Collected data
+--
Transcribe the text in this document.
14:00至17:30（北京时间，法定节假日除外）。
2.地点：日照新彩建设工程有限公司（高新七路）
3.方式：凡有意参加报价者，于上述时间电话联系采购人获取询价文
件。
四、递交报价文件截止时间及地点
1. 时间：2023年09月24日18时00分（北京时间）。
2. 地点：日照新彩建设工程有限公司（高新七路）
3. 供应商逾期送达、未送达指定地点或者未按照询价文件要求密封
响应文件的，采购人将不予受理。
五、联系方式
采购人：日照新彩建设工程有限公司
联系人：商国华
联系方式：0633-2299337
+--
• **Exercise**
Repeat each record exactly, leaving nothing out.

• **Problem solution**
Transcribe the text in this document.
14:00至17:30（北京时间，法定节假日除外）。
2.地点：日照新彩建设工程有限公司（高新七路）
3.方式：凡有意参加报价者，于上述时间电话联系采购人获取询价文
件。
四、递交报价文件截止时间及地点
1. 时间：2023年09月24日18时00分（北京时间）。
2. 地点：日照新彩建设工程有限公司（高新七路）
3. 供应商逾期送达、未送达指定地点或者未按照询价文件要求密封
响应文件的，采购人将不予受理。
五、联系方式
采购人：日照新彩建设工程有限公司
联系人：商国华
联系方式：0633-2299337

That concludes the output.